◆ Task objective:
Select the lines that contain "должна" and copy each of them.

** Start of Entries supplied **

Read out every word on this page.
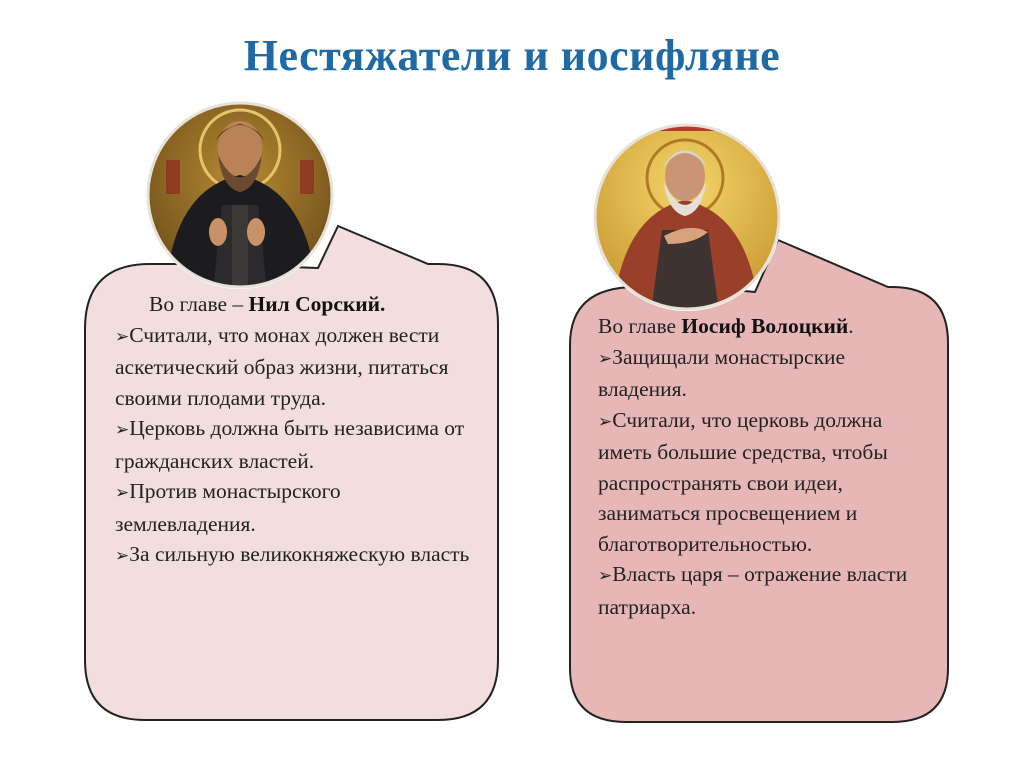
Нестяжатели и иосифляне

Во главе – Нил Сорский.

➢Считали, что монах должен вести аскетический образ жизни, питаться своими плодами труда.

➢Церковь должна быть независима от гражданских властей.

➢Против монастырского землевладения.

➢За сильную великокняжескую власть

Во главе Иосиф Волоцкий.

➢Защищали монастырские владения.

➢Считали, что церковь должна иметь большие средства, чтобы распространять свои идеи, заниматься просвещением и благотворительностью.

➢Власть царя – отражение власти патриарха.
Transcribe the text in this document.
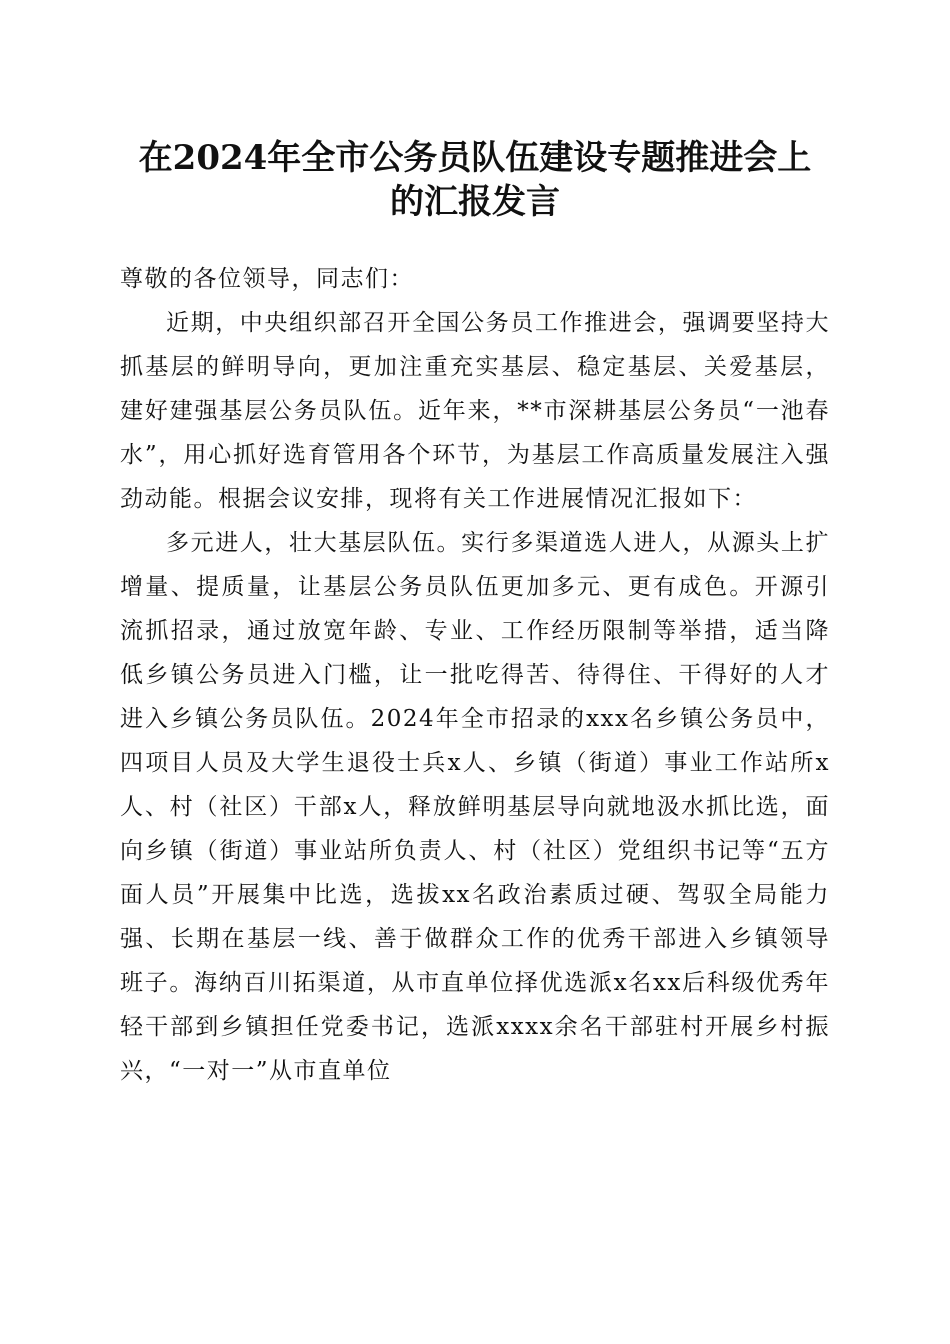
在2024年全市公务员队伍建设专题推进会上
的汇报发言

尊敬的各位领导，同志们：

近期，中央组织部召开全国公务员工作推进会，强调要坚持大抓基层的鲜明导向，更加注重充实基层、稳定基层、关爱基层，建好建强基层公务员队伍。近年来，**市深耕基层公务员“一池春水”，用心抓好选育管用各个环节，为基层工作高质量发展注入强劲动能。根据会议安排，现将有关工作进展情况汇报如下：

多元进人，壮大基层队伍。实行多渠道选人进人，从源头上扩增量、提质量，让基层公务员队伍更加多元、更有成色。开源引流抓招录，通过放宽年龄、专业、工作经历限制等举措，适当降低乡镇公务员进入门槛，让一批吃得苦、待得住、干得好的人才进入乡镇公务员队伍。2024年全市招录的xxx名乡镇公务员中，四项目人员及大学生退役士兵x人、乡镇（街道）事业工作站所x人、村（社区）干部x人，释放鲜明基层导向就地汲水抓比选，面向乡镇（街道）事业站所负责人、村（社区）党组织书记等“五方面人员”开展集中比选，选拔xx名政治素质过硬、驾驭全局能力强、长期在基层一线、善于做群众工作的优秀干部进入乡镇领导班子。海纳百川拓渠道，从市直单位择优选派x名xx后科级优秀年轻干部到乡镇担任党委书记，选派xxxx余名干部驻村开展乡村振兴，“一对一”从市直单位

** End of Entries supplied **

◆ Response:
➢Церковь должна быть независима от гражданских властей.
➢Считали, что церковь должна иметь большие средства, чтобы распространять свои идеи, заниматься просвещением и благотворительностью.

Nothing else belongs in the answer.